WHAT IS ASKED |
Rewrite the material from the line containing "- Text: 11: 11: [88, 261, 111, 279]" through the line containing "what elements are" as a JSON list of strings, one string per line, leaving out any blank lines.

******************************

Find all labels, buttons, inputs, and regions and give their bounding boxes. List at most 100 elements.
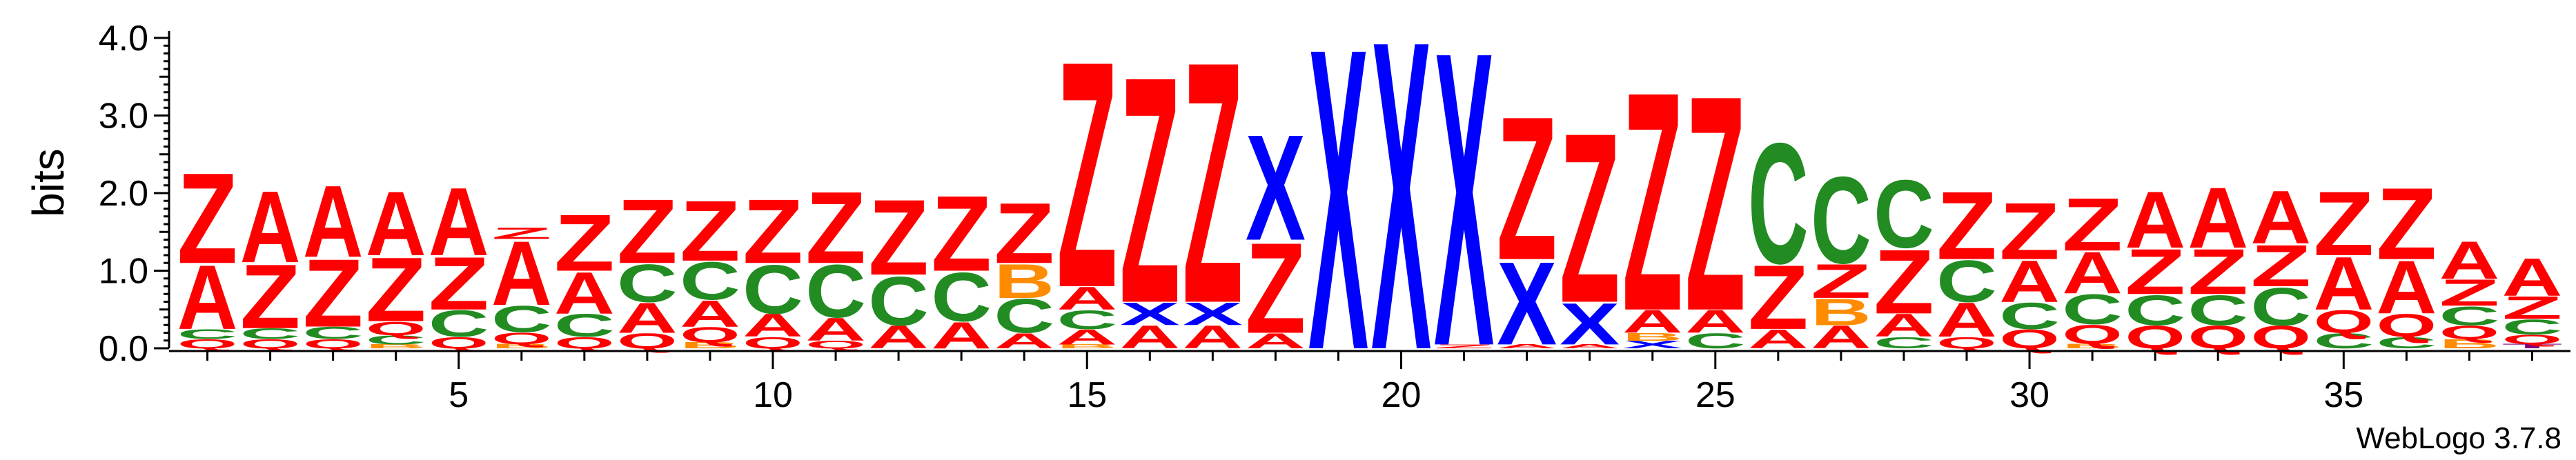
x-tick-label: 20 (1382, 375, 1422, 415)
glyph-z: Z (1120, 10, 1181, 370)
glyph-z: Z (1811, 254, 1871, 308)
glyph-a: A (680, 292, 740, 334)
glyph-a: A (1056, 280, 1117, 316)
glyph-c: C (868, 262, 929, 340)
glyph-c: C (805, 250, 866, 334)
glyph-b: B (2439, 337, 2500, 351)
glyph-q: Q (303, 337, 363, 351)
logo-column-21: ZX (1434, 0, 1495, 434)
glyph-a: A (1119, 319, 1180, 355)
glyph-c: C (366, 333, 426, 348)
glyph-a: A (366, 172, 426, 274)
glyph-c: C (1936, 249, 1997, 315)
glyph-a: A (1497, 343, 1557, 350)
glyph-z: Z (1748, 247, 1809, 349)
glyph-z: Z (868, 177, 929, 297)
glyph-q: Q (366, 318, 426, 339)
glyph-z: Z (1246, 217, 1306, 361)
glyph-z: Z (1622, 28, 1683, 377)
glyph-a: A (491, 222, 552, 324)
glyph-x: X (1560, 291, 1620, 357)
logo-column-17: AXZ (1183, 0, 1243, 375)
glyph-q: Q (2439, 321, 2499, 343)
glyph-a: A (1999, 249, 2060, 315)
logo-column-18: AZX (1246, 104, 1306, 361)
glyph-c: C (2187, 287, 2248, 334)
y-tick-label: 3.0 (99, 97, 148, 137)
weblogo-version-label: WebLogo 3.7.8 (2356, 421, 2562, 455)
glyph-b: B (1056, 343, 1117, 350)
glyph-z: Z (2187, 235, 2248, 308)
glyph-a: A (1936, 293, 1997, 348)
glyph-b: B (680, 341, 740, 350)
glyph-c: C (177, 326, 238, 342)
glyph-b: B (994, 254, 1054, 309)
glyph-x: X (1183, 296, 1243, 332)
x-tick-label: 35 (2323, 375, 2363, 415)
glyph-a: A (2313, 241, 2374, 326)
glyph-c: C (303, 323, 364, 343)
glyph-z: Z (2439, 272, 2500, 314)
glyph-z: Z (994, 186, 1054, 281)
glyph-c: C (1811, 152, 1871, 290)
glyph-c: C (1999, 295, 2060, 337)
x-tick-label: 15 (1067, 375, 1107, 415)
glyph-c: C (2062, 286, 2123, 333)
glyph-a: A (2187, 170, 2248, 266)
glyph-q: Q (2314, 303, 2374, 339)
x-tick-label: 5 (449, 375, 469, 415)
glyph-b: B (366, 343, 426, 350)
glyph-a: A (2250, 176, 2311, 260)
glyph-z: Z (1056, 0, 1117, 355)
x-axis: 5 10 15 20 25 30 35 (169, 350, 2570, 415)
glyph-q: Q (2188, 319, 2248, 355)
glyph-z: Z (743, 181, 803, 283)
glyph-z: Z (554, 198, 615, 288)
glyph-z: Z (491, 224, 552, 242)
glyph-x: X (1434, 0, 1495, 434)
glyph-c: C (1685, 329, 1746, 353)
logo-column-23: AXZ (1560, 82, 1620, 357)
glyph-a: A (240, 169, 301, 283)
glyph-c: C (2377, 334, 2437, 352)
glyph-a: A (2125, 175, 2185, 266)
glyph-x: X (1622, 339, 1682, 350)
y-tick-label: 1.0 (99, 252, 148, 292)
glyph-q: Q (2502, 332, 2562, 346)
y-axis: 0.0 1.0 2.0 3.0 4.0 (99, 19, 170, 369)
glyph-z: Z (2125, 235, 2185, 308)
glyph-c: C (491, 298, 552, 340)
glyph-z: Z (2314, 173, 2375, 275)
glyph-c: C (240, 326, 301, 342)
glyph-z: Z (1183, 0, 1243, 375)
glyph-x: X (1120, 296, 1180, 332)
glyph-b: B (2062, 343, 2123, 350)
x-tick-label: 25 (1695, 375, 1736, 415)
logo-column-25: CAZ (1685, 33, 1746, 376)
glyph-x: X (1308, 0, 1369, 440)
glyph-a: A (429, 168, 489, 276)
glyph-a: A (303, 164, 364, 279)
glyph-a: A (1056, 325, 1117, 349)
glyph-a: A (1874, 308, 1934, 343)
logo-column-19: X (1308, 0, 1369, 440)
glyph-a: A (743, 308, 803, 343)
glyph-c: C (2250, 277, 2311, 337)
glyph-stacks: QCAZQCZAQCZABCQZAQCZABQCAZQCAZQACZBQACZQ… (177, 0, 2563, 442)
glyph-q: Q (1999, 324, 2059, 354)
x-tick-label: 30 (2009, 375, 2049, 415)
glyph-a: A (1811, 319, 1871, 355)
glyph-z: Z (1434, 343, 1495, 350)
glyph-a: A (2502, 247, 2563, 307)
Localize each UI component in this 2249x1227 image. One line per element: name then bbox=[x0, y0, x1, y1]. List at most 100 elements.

******************************

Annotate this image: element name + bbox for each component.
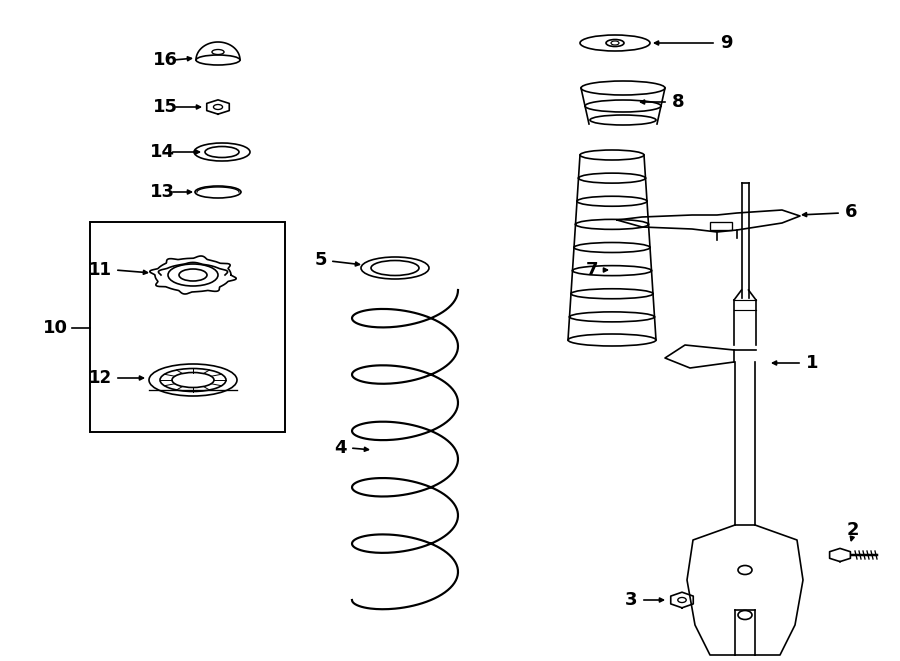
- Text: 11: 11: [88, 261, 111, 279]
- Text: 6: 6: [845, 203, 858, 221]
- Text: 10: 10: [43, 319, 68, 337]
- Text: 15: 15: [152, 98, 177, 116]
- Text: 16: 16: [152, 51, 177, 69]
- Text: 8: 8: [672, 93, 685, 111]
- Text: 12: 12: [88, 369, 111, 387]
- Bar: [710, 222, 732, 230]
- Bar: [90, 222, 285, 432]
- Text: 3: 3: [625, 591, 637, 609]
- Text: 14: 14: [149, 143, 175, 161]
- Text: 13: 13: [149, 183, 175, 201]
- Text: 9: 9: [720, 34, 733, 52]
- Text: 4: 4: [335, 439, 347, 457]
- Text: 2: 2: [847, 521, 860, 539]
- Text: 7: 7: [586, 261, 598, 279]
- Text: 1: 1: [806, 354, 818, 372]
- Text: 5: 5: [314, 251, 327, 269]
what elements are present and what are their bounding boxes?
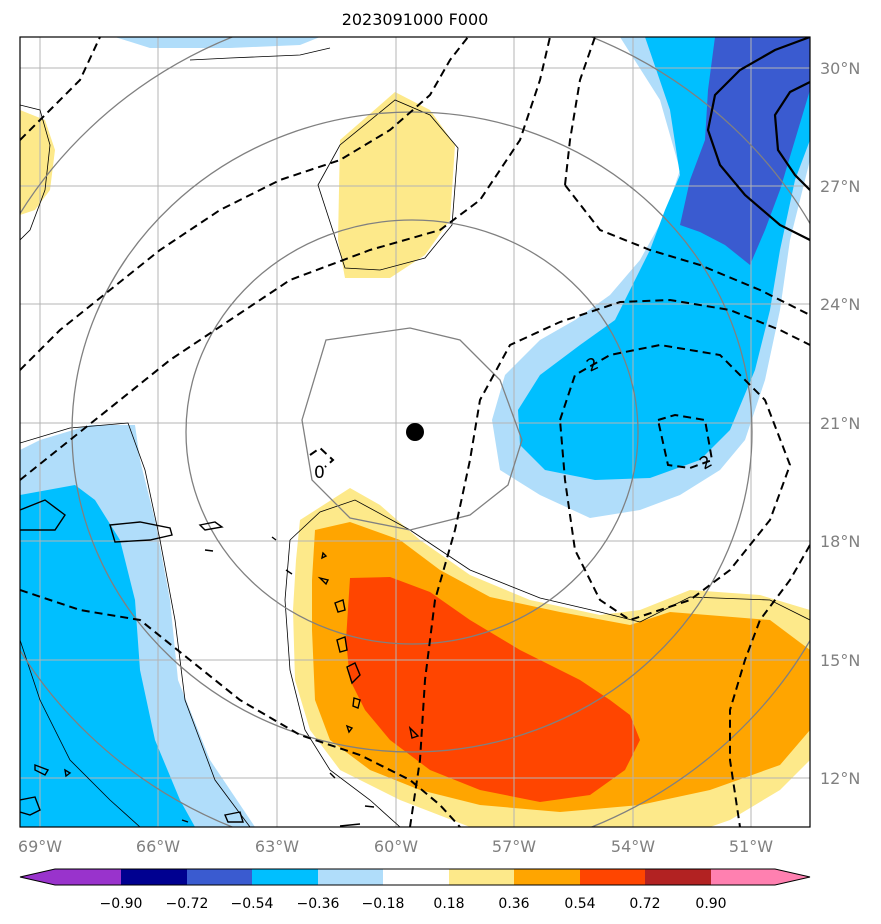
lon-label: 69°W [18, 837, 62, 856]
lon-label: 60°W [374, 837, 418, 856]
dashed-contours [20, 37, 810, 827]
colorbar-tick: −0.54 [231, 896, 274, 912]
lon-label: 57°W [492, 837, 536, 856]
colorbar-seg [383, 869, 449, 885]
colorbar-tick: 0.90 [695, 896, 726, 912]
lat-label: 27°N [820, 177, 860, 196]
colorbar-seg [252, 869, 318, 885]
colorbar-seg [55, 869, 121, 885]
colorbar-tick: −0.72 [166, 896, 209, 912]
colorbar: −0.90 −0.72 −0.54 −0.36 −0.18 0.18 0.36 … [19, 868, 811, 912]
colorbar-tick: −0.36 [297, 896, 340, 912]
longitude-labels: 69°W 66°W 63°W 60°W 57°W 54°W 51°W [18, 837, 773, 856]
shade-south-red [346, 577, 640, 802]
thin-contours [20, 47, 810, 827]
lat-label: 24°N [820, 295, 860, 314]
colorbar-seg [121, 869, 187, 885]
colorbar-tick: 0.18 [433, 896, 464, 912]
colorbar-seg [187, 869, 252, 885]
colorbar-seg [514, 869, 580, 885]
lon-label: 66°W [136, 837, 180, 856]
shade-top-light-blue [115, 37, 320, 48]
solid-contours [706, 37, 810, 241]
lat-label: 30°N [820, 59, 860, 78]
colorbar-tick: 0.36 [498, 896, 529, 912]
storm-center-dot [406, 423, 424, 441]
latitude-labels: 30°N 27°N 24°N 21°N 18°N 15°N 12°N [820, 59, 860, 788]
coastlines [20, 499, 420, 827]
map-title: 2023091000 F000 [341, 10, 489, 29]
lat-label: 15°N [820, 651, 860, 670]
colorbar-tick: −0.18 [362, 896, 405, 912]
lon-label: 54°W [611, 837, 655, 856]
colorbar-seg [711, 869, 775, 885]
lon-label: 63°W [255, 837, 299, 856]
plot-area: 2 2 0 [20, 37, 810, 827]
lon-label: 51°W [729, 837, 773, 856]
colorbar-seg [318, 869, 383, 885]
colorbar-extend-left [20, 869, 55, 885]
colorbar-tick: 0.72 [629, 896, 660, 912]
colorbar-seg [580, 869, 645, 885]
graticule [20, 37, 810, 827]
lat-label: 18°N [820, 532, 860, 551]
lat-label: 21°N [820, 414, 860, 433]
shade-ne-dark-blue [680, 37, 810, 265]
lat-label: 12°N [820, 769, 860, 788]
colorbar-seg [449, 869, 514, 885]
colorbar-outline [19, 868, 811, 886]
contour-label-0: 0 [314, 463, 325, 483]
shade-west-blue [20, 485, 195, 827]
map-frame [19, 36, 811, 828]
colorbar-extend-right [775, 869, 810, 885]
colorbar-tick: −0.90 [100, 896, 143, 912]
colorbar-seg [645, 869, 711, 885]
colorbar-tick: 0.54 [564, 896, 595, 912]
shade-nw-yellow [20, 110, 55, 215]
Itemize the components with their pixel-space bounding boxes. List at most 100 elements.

******************************

EXERCISE ANSWER |
[
  "- Text: 11: 11: [88, 261, 111, 279]",
  "- Text: 6: 6: [845, 203, 858, 221]",
  "- Text: 10: 10: [43, 319, 68, 337]",
  "- Text: 15: 15: [152, 98, 177, 116]",
  "- Text: 16: 16: [152, 51, 177, 69]",
  "- Text: 8: 8: [672, 93, 685, 111]",
  "- Text: 12: 12: [88, 369, 111, 387]",
  "- Bar: [710, 222, 732, 230]",
  "- Bar: [90, 222, 285, 432]",
  "- Text: 3: 3: [625, 591, 637, 609]",
  "- Text: 14: 14: [149, 143, 175, 161]",
  "- Text: 13: 13: [149, 183, 175, 201]",
  "- Text: 9: 9: [720, 34, 733, 52]",
  "- Text: 4: 4: [335, 439, 347, 457]",
  "- Text: 2: 2: [847, 521, 860, 539]",
  "- Text: 7: 7: [586, 261, 598, 279]",
  "- Text: 1: 1: [806, 354, 818, 372]",
  "- Text: 5: 5: [314, 251, 327, 269]",
  "what elements are present and what are their bounding boxes?"
]